** start Task material **

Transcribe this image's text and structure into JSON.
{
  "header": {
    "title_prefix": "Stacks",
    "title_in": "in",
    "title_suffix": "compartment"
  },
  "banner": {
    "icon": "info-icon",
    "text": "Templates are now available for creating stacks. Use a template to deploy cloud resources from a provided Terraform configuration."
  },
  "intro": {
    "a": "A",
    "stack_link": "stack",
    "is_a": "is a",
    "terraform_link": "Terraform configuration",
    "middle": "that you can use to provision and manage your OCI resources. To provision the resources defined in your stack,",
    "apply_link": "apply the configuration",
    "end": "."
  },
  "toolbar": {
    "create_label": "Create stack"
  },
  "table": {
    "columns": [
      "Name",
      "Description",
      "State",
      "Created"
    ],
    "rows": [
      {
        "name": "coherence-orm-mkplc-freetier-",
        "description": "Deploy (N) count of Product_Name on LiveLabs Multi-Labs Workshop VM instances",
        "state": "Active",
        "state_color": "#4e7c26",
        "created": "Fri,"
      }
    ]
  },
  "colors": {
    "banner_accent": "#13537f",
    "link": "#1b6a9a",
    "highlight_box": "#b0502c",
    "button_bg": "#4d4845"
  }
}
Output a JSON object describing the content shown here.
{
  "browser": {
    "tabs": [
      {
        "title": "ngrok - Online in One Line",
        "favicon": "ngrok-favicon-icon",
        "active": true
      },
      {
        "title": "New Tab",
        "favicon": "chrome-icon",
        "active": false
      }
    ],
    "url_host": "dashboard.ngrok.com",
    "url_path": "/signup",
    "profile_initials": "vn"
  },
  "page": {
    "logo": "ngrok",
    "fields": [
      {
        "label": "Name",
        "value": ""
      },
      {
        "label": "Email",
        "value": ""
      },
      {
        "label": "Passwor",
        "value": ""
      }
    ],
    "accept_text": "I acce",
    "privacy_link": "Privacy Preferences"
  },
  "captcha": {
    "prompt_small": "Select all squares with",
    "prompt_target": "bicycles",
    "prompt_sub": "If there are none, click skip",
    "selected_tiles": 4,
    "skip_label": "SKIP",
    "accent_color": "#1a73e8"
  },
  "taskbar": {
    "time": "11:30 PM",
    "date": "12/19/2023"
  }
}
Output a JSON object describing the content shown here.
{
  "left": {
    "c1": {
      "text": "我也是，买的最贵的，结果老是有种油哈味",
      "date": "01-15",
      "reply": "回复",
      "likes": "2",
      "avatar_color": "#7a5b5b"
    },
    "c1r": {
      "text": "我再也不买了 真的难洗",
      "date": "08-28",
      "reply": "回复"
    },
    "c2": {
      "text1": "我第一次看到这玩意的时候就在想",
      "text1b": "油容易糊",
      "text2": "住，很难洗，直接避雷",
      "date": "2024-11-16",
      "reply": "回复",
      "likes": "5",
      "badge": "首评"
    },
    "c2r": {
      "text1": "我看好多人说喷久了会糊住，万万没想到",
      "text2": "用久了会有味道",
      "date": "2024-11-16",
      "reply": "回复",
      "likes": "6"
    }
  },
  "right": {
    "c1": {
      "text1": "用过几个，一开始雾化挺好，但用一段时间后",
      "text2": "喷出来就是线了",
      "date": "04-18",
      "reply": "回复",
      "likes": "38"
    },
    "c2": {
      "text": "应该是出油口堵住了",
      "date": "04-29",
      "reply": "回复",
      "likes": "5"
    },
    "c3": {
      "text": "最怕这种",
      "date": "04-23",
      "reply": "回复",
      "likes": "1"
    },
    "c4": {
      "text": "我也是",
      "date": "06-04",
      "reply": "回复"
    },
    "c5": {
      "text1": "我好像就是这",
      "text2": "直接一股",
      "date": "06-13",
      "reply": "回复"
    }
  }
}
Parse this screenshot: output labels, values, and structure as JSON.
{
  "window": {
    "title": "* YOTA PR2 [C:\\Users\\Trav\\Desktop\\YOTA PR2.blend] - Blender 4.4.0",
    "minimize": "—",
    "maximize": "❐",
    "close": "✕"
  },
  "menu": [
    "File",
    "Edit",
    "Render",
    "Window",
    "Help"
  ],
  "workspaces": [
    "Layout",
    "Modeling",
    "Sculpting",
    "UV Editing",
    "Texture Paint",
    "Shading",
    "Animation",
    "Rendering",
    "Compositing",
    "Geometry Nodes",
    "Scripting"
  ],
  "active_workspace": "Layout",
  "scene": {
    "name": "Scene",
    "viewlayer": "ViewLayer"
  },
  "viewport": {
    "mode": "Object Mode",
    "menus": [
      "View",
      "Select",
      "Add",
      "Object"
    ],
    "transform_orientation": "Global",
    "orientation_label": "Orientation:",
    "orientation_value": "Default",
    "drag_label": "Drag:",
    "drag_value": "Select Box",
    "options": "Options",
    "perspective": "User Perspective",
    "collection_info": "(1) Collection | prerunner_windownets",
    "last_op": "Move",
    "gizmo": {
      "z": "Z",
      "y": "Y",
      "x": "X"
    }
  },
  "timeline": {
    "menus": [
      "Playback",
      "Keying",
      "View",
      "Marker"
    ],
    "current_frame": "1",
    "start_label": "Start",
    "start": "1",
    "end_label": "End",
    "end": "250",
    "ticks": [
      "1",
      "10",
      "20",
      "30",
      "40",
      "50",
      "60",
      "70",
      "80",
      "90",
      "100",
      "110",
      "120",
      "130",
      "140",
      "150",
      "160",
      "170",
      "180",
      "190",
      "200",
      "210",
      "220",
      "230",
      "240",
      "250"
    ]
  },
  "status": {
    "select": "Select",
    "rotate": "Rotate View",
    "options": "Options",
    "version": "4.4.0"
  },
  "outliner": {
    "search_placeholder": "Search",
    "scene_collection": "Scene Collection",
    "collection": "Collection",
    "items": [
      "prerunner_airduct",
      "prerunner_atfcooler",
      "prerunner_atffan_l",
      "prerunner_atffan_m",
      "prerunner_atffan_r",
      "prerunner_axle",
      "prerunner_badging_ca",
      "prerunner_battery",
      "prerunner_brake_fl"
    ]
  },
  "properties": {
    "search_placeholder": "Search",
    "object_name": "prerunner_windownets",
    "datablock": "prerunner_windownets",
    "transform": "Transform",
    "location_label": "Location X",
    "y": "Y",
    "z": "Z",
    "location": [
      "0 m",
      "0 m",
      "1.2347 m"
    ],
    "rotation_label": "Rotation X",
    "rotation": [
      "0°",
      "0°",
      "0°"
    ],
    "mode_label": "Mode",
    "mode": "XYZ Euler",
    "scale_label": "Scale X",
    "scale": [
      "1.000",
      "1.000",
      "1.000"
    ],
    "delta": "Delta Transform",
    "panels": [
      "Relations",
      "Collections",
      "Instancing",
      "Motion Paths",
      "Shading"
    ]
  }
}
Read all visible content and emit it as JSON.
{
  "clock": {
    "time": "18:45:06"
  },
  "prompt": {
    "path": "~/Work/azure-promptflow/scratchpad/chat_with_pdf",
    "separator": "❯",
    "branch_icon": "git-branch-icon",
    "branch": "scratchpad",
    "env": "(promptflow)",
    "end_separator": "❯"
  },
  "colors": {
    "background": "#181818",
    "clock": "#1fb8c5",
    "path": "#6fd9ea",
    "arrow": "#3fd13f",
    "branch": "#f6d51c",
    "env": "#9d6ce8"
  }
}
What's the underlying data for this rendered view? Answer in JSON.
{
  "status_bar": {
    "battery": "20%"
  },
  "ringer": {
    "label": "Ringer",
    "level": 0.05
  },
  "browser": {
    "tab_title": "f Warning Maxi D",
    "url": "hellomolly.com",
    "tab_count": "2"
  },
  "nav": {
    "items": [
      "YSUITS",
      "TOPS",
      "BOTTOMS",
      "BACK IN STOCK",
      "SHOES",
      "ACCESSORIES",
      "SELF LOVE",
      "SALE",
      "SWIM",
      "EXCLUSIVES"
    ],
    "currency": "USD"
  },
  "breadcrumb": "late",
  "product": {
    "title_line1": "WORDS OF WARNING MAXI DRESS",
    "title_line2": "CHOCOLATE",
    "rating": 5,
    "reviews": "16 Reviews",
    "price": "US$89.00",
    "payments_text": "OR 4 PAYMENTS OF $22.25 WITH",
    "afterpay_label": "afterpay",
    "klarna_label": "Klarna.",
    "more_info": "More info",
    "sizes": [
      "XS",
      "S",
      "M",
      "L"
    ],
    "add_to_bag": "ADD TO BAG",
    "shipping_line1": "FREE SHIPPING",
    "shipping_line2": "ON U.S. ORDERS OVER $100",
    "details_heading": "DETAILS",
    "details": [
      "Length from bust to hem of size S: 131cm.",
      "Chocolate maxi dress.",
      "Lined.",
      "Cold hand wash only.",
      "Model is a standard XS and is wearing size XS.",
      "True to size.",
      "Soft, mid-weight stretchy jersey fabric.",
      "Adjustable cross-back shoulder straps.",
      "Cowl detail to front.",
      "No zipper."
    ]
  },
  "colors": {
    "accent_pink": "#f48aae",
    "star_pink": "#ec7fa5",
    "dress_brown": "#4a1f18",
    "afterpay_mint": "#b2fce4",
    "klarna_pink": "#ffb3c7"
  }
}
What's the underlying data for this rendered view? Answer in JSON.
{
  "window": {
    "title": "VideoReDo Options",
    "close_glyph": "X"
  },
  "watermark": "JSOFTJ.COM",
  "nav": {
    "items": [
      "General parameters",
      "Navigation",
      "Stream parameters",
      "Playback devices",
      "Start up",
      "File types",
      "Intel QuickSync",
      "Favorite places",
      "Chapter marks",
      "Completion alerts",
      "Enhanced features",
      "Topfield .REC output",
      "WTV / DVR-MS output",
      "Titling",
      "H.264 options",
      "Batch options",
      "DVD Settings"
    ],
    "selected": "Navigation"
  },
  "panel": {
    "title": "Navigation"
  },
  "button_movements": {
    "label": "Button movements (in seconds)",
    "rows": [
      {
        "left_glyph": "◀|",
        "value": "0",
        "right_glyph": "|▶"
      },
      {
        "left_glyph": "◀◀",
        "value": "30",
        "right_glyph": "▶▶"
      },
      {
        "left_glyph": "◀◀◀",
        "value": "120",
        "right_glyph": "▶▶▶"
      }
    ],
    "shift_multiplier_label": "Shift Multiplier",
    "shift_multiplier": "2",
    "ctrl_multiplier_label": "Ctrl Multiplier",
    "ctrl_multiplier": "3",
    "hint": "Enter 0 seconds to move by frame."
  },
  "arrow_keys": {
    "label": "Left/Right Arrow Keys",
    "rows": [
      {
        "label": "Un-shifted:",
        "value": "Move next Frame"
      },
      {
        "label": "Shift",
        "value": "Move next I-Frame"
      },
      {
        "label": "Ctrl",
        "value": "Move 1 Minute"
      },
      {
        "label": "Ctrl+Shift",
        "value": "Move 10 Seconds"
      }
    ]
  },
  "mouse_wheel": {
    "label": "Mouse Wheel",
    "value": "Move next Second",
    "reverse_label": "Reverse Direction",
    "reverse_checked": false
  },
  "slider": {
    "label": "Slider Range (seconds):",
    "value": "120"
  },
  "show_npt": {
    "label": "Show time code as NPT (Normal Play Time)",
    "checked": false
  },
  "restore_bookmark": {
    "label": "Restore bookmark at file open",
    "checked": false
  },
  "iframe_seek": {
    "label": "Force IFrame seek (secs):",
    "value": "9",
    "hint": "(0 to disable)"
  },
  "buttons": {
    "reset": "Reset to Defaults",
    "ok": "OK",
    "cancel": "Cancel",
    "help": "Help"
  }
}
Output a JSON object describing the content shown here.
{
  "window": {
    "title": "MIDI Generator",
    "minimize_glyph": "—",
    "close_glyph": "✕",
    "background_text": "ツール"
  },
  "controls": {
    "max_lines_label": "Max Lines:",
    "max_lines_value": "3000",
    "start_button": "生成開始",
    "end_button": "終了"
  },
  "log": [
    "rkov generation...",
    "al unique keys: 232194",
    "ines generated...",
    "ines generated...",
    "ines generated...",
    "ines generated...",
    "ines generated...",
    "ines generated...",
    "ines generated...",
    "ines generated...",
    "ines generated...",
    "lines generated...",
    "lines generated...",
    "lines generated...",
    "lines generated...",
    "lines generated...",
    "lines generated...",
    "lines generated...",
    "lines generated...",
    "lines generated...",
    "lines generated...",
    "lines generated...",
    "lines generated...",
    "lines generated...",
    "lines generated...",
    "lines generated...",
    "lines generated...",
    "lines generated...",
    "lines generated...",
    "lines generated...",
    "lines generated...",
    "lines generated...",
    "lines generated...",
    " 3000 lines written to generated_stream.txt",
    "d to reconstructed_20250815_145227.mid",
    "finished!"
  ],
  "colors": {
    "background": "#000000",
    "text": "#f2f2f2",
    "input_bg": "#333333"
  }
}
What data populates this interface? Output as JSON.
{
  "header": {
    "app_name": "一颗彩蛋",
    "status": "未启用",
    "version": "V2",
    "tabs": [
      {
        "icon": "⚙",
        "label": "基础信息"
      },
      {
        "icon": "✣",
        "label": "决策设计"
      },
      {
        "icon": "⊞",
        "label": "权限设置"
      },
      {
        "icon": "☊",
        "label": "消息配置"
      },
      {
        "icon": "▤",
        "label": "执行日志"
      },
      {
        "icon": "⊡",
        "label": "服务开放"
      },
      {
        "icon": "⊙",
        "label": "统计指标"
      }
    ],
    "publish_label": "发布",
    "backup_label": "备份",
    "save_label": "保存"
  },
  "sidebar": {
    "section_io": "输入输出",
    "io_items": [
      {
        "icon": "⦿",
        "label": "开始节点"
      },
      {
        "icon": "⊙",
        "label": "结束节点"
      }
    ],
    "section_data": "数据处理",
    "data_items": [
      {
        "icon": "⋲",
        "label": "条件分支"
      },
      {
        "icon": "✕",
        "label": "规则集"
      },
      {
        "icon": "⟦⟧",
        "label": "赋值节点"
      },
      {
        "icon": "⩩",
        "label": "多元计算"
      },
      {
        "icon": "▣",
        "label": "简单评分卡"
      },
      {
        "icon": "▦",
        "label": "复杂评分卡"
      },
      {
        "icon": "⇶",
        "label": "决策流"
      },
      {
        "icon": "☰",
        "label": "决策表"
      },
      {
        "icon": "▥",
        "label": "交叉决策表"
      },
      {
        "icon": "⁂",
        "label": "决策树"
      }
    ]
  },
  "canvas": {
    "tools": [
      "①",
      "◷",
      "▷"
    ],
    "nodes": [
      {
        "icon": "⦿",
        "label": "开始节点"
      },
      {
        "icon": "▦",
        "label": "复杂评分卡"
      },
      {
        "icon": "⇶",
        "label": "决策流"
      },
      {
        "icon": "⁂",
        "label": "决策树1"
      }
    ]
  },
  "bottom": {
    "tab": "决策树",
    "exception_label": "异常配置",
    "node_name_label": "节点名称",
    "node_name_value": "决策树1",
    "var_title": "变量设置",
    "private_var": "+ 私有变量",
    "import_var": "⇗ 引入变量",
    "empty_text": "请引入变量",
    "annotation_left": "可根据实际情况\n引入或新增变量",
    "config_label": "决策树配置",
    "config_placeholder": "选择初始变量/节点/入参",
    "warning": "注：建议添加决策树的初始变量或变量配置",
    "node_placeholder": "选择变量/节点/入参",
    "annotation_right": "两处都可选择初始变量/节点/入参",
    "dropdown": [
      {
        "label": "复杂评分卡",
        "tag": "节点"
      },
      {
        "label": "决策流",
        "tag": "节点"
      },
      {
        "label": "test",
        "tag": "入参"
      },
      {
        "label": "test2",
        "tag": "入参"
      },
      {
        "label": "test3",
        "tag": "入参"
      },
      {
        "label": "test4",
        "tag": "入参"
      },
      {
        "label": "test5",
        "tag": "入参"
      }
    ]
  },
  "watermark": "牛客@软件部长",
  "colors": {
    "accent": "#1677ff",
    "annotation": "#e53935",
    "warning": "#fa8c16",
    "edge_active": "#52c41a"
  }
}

** end Task material **

Identify the lines of the entries containing the string "next". Copy each such line.

Exercise output:
        "value": "Move next Frame"
        "value": "Move next I-Frame"
    "value": "Move next Second",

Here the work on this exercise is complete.